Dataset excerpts

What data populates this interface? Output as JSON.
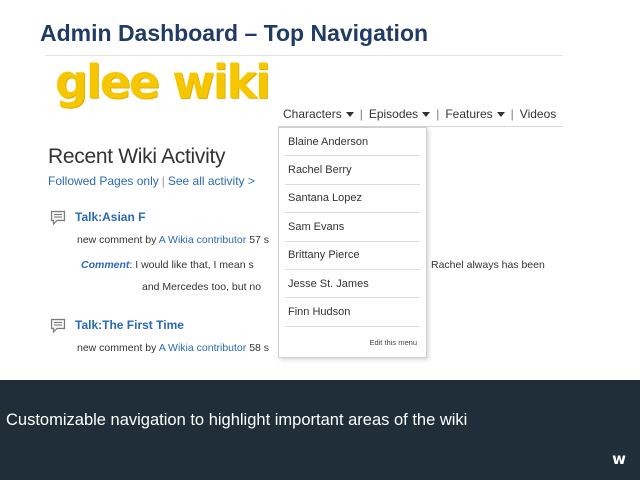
{
  "slide": {
    "title": "Admin Dashboard – Top Navigation",
    "caption": "Customizable navigation to highlight important areas of the wiki",
    "brand_mark": "w"
  },
  "wiki": {
    "logo_text": "glee wiki",
    "nav": [
      {
        "label": "Characters",
        "has_menu": true
      },
      {
        "label": "Episodes",
        "has_menu": true
      },
      {
        "label": "Features",
        "has_menu": true
      },
      {
        "label": "Videos",
        "has_menu": false
      }
    ],
    "separator": "|",
    "dropdown": {
      "items": [
        "Blaine Anderson",
        "Rachel Berry",
        "Santana Lopez",
        "Sam Evans",
        "Brittany Pierce",
        "Jesse St. James",
        "Finn Hudson"
      ],
      "edit_label": "Edit this menu"
    },
    "recent_activity": {
      "title": "Recent Wiki Activity",
      "followed_link": "Followed Pages only",
      "see_all_link": "See all activity >",
      "items": [
        {
          "title": "Talk:Asian F",
          "meta_prefix": "new comment by",
          "contributor": "A Wikia contributor",
          "time": "57 s",
          "comment_label": "Comment",
          "comment_text": ": I would like that, I mean s",
          "comment_right": "Rachel always has been",
          "comment_line2": "and Mercedes too, but no"
        },
        {
          "title": "Talk:The First Time",
          "meta_prefix": "new comment by",
          "contributor": "A Wikia contributor",
          "time": "58 s"
        }
      ]
    }
  },
  "colors": {
    "title": "#1f3b66",
    "logo": "#f6c700",
    "link": "#2a6ab4",
    "banner": "#1f2e38"
  }
}
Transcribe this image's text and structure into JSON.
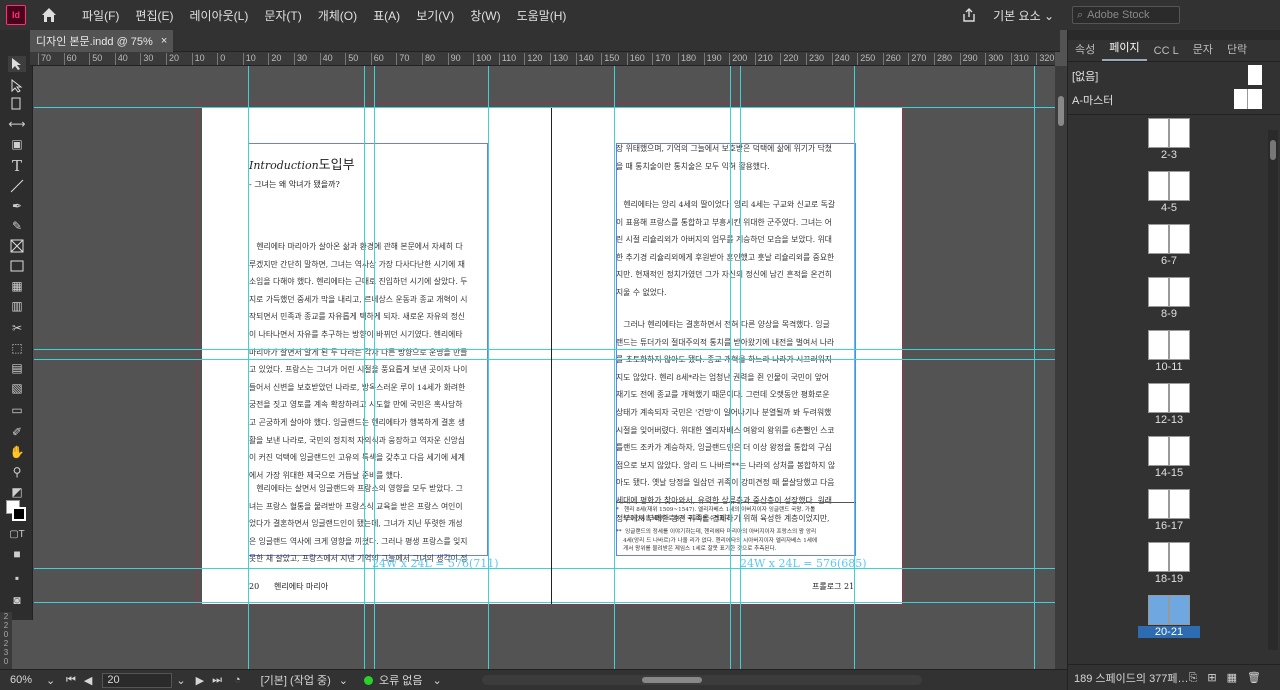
{
  "menubar": {
    "app_logo": "Id",
    "items": [
      "파일(F)",
      "편집(E)",
      "레이아웃(L)",
      "문자(T)",
      "개체(O)",
      "표(A)",
      "보기(V)",
      "창(W)",
      "도움말(H)"
    ],
    "workspace": "기본 요소 ⌄",
    "stock_placeholder": "Adobe Stock"
  },
  "document_tab": {
    "title": "디자인 본문.indd @ 75%",
    "close": "×"
  },
  "ruler_ticks": [
    "70",
    "60",
    "50",
    "40",
    "30",
    "20",
    "10",
    "0",
    "10",
    "20",
    "30",
    "40",
    "50",
    "60",
    "70",
    "80",
    "90",
    "100",
    "110",
    "120",
    "130",
    "140",
    "150",
    "160",
    "170",
    "180",
    "190",
    "200",
    "210",
    "220",
    "230",
    "240",
    "250",
    "260",
    "270",
    "280",
    "290",
    "300",
    "310",
    "320"
  ],
  "panel": {
    "tabs": [
      "속성",
      "페이지",
      "CC L",
      "문자",
      "단락"
    ],
    "active_tab": "페이지",
    "masters": [
      "[없음]",
      "A-마스터"
    ],
    "spreads": [
      "2-3",
      "4-5",
      "6-7",
      "8-9",
      "10-11",
      "12-13",
      "14-15",
      "16-17",
      "18-19",
      "20-21"
    ],
    "selected_spread": "20-21",
    "footer": "189 스페이드의 377페…"
  },
  "status": {
    "zoom": "60%",
    "page": "20",
    "preflight_profile": "[기본] (작업 중)",
    "errors": "오류 없음"
  },
  "left_page": {
    "heading_en": "Introduction",
    "heading_ko": "도입부",
    "subtitle": "- 그녀는 왜 악녀가 됐을까?",
    "para1": "   헨리에타 마리아가 살아온 삶과 환경에 관해 본문에서 자세히 다\n루겠지만 간단히 말하면, 그녀는 역사상 가장 다사다난한 시기에 재\n소임을 다해야 했다. 헨리에타는 근대로 진입하던 시기에 살았다. 두\n지로 가득했던 중세가 막을 내리고, 르네상스 운동과 종교 개혁이 시\n작되면서 민족과 종교를 자유롭게 택하게 되자. 새로운 자유의 정신\n이 나타나면서 자유를 추구하는 방향이 바뀌던 시기였다. 헨리에타\n마리아가 살면서 알게 된 두 나라는 각자 다른 방향으로 운명을 만들\n고 있었다. 프랑스는 그녀가 어린 시절을 풍요롭게 보낸 곳이자 나이\n들어서 신변을 보호받았던 나라로, 방옥스러운 루이 14세가 화려한\n궁전을 짓고 영토를 계속 확장하려고 시도할 만에 국민은 혹사당하\n고 곤궁하게 살아야 했다. 잉글랜드는 헨리에타가 행복하게 결혼 생\n활을 보낸 나라로, 국민의 정치적 자의식과 웅장하고 역자운 신앙심\n이 커진 덕택에 잉글랜드인 고유의 특색을 갖추고 다음 세기에 세계\n에서 가장 위대한 제국으로 거듭날 준비를 했다.",
    "para2": "   헨리에타는 살면서 잉글랜드와 프랑스의 영향을 모두 받았다. 그\n녀는 프랑스 혈통을 물려받아 프랑스식 교육을 받은 프랑스 여인이\n었다가 결혼하면서 잉글랜드인이 됐는데, 그녀가 지닌 뚜렷한 개성\n은 잉글랜드 역사에 크게 영향을 끼쳤다. 그러나 평생 프랑스를 잊지\n못한 채 살았고, 프랑스에서 지낸 기억의 그늘에서 그녀의 생각이 정",
    "word_count": "24W x 24L = 576(711)",
    "folio_num": "20",
    "folio_title": "헨리에타 마리아"
  },
  "right_page": {
    "para0": "장 위태했으며, 기억의 그늘에서 보호받은 덕택에 삶에 위기가 닥쳤\n을 때 통치술이란 통치술은 모두 익혀 활용했다.",
    "para1": "   헨리에타는 앙리 4세의 딸이었다. 앙리 4세는 구교와 신교로 독갈\n이 표용해 프랑스를 통합하고 부흥시킨 위대한 군주였다. 그녀는 어\n린 시절 리슐리외가 아버지의 업무를 계승하던 모습을 보았다. 위대\n한 추기경 리슐리외에게 후원받아 혼인했고 훗날 리슐리외를 중요한\n지만. 현재적인 정치가였던 그가 자신의 정신에 남긴 흔적을 온건히\n지울 수 없었다.",
    "para2": "   그러나 헨리에타는 결혼하면서 전혀 다른 양상을 목격했다. 잉글\n랜드는 튜더가의 절대주의적 통치를 받아왔기에 내전을 벌여서 나라\n를 초토화하지 않아도 됐다. 종교 개혁을 하느라 나라가 시끄러워지\n지도 않았다. 헨리 8세*라는 엄청난 권력을 쥔 인물이 국민이 앞어\n재기도 전에 종교를 개혁했기 때문이다. 그런데 오랫동안 평화로운\n상태가 계속되자 국민은 '건망'이 일어나기나 분열될까 봐 두려워했\n시절을 잊어버렸다. 위대한 엘리자베스 여왕의 왕위를 6촌뻘인 스코\n틀랜드 조카가 계승하자, 잉글랜드인은 더 이상 왕정을 통합의 구심\n점으로 보지 않았다. 앙리 드 나바르**는 나라의 상처를 봉합하지 않\n아도 됐다. 옛날 당정을 일삼던 귀족이 강미견정 때 몰살당했고 다음\n세대에 평화가 찾아와서, 유력한 상류층과 중산층이 성장했다. 원래\n정부에서 부패한 봉건 귀족을 견제하기 위해 육성한 계층이었지만,",
    "footnote1": "*   헨리 8세(재위 1509~1547). 엘리자베스 1세의 아버지이자 잉글랜드 국왕. 가톨\n    릭의 전통을 바탕으로 영국 국교회를 수립했다.",
    "footnote2": "**  잉글랜드의 정세를 이야기하는데, 헨리에타 마리아의 아버지이자 프랑스의 왕 앙리\n    4세(앙리 드 나바르)가 나올 리가 없다. 헨리에타의 시아버지이자 엘리자베스 1세에\n    게서 왕위를 물려받은 제임스 1세로 잘못 표기한 것으로 추측된다.",
    "word_count": "24W x 24L = 576(685)",
    "folio_title": "프롤로그",
    "folio_num": "21"
  }
}
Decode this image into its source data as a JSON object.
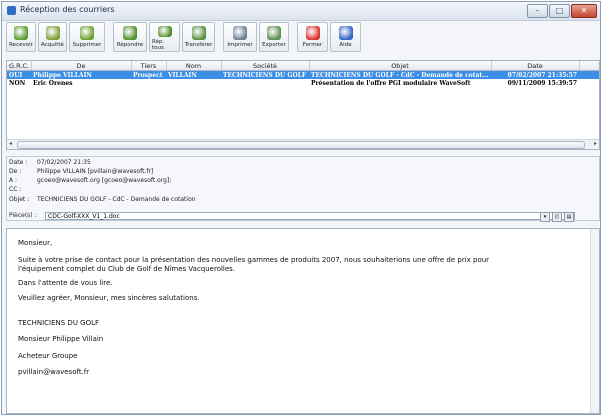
{
  "window": {
    "title": "Réception des courriers"
  },
  "toolbar": {
    "buttons": [
      {
        "label": "Recevoir",
        "color": "#5a9a2e"
      },
      {
        "label": "Acquitté",
        "color": "#7aa03a"
      },
      {
        "label": "Supprimer",
        "color": "#6e9e30"
      },
      {
        "label": "Répondre",
        "color": "#4f8f2a"
      },
      {
        "label": "Rép. tous",
        "color": "#4f8f2a"
      },
      {
        "label": "Transférer",
        "color": "#5a8f3a"
      },
      {
        "label": "Imprimer",
        "color": "#6d7f92"
      },
      {
        "label": "Exporter",
        "color": "#5d8f50"
      },
      {
        "label": "Fermer",
        "color": "#d8322a"
      },
      {
        "label": "Aide",
        "color": "#2f63c8"
      }
    ]
  },
  "grid": {
    "columns": [
      "G.R.C.",
      "De",
      "Tiers",
      "Nom",
      "Société",
      "Objet",
      "Date",
      "Tai"
    ],
    "rows": [
      [
        "OUI",
        "Philippe VILLAIN",
        "Prospect",
        "VILLAIN",
        "TECHNICIENS DU GOLF",
        "TECHNICIENS DU GOLF - CdC - Demande de cotat...",
        "07/02/2007 21:35:57",
        ""
      ],
      [
        "NON",
        "Eric Orenes",
        "",
        "",
        "",
        "Présentation de l'offre PGI modulaire WaveSoft",
        "09/11/2009 15:39:57",
        ""
      ]
    ],
    "selected_row": 0
  },
  "details": {
    "date_label": "Date :",
    "date_value": "07/02/2007 21:35",
    "from_label": "De :",
    "from_value": "Philippe VILLAIN [pvillain@wavesoft.fr]",
    "to_label": "A :",
    "to_value": "gcoeo@wavesoft.org [gcoeo@wavesoft.org];",
    "cc_label": "CC :",
    "cc_value": "",
    "subject_label": "Objet :",
    "subject_value": "TECHNICIENS DU GOLF - CdC - Demande de cotation",
    "attach_label": "Pièce(s) :",
    "attach_value": "CDC-Golf-XXX_V1_1.doc"
  },
  "message": {
    "greeting": "Monsieur,",
    "p1a": "Suite à votre prise de contact pour la présentation des nouvelles gammes de produits 2007, nous souhaiterions une offre de prix pour",
    "p1b": "l'équipement complet du Club de Golf de Nîmes Vacquerolles.",
    "p2": "Dans l'attente de vous lire.",
    "p3": "Veuillez agréer, Monsieur, mes sincères salutations.",
    "sig1": "TECHNICIENS DU GOLF",
    "sig2": "Monsieur Philippe Villain",
    "sig3": "Acheteur Groupe",
    "sig4": "pvillain@wavesoft.fr"
  }
}
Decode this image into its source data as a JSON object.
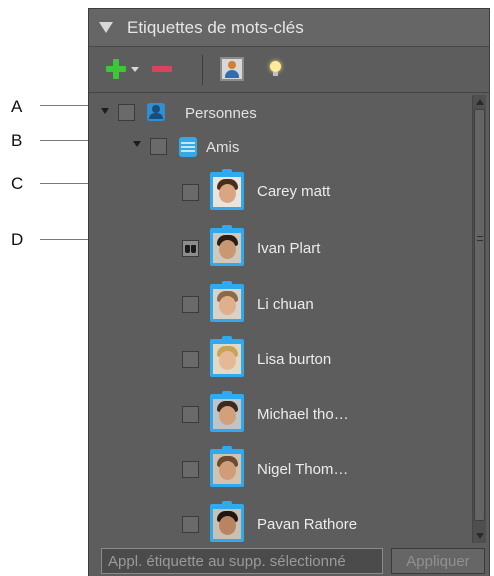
{
  "callouts": [
    "A",
    "B",
    "C",
    "D"
  ],
  "panel": {
    "title": "Etiquettes de mots-clés"
  },
  "toolbar": {
    "icons": [
      "plus-icon",
      "dropdown-arrow-icon",
      "minus-icon",
      "person-tag-icon",
      "lightbulb-icon"
    ],
    "colors": {
      "plus": "#3ec63a",
      "minus": "#d9445c"
    }
  },
  "tree": {
    "category": {
      "label": "Personnes",
      "icon": "person-category-icon"
    },
    "subcategory": {
      "label": "Amis",
      "icon": "tag-icon"
    },
    "people": [
      {
        "name": "Carey matt",
        "state": "unchecked"
      },
      {
        "name": "Ivan Plart",
        "state": "binoculars"
      },
      {
        "name": "Li chuan",
        "state": "unchecked"
      },
      {
        "name": "Lisa burton",
        "state": "unchecked"
      },
      {
        "name": "Michael tho…",
        "state": "unchecked"
      },
      {
        "name": "Nigel Thom…",
        "state": "unchecked"
      },
      {
        "name": "Pavan Rathore",
        "state": "unchecked"
      }
    ]
  },
  "footer": {
    "apply_field_value": "Appl. étiquette au supp. sélectionné",
    "apply_button": "Appliquer"
  }
}
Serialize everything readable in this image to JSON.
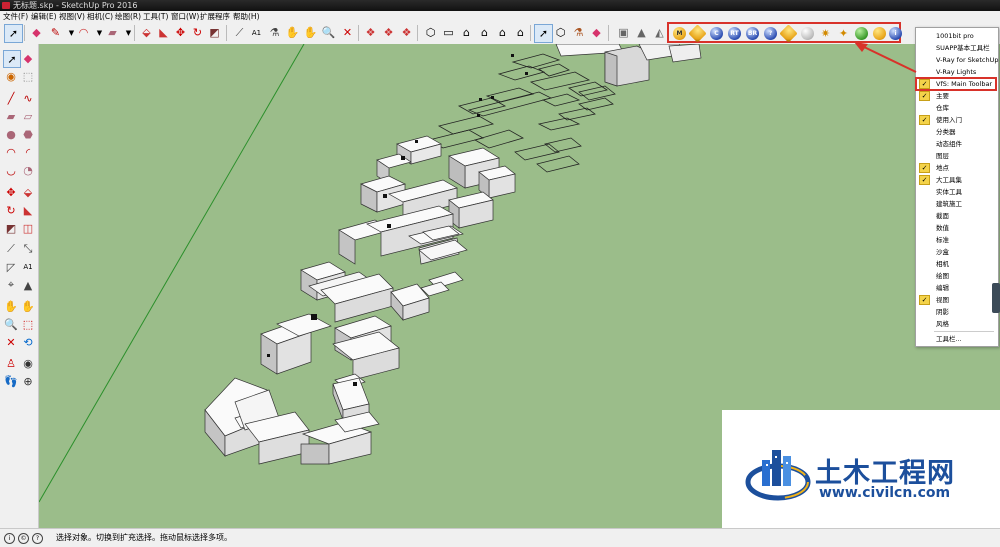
{
  "app": {
    "title": "无标题.skp - SketchUp Pro 2016"
  },
  "menubar": {
    "items": [
      "文件(F)",
      "编辑(E)",
      "视图(V)",
      "相机(C)",
      "绘图(R)",
      "工具(T)",
      "窗口(W)",
      "扩展程序",
      "帮助(H)"
    ]
  },
  "vis_toolbar": {
    "icon_letters": [
      "M",
      "",
      "C",
      "RT",
      "BR",
      "?",
      "",
      "",
      "",
      "",
      "",
      ""
    ]
  },
  "context_menu": {
    "items": [
      {
        "label": "1001bit pro",
        "checked": false
      },
      {
        "label": "SUAPP基本工具栏",
        "checked": false
      },
      {
        "label": "V-Ray for SketchUp",
        "checked": false
      },
      {
        "label": "V-Ray Lights",
        "checked": false
      },
      {
        "label": "VfS: Main Toolbar",
        "checked": true,
        "highlight": true
      },
      {
        "label": "主要",
        "checked": true
      },
      {
        "label": "仓库",
        "checked": false
      },
      {
        "label": "使用入门",
        "checked": true
      },
      {
        "label": "分类器",
        "checked": false
      },
      {
        "label": "动态组件",
        "checked": false
      },
      {
        "label": "图层",
        "checked": false
      },
      {
        "label": "地点",
        "checked": true
      },
      {
        "label": "大工具集",
        "checked": true
      },
      {
        "label": "实体工具",
        "checked": false
      },
      {
        "label": "建筑施工",
        "checked": false
      },
      {
        "label": "截面",
        "checked": false
      },
      {
        "label": "数值",
        "checked": false
      },
      {
        "label": "标准",
        "checked": false
      },
      {
        "label": "沙盒",
        "checked": false
      },
      {
        "label": "相机",
        "checked": false
      },
      {
        "label": "绘图",
        "checked": false
      },
      {
        "label": "编辑",
        "checked": false
      },
      {
        "label": "视图",
        "checked": true
      },
      {
        "label": "阴影",
        "checked": false
      },
      {
        "label": "风格",
        "checked": false
      }
    ],
    "footer": "工具栏..."
  },
  "status": {
    "text": "选择对象。切换到扩充选择。拖动鼠标选择多项。"
  },
  "watermark": {
    "name": "土木工程网",
    "url": "www.civilcn.com"
  },
  "colors": {
    "accent": "#d8322a",
    "ground": "#9bbd8a",
    "check": "#f4d34a",
    "brand": "#1c4f9c"
  }
}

◆ **To do**
Among the lines above, determine how many hold the word "Monsieur"; report the figure alone.

◆ **Answer to the task**
3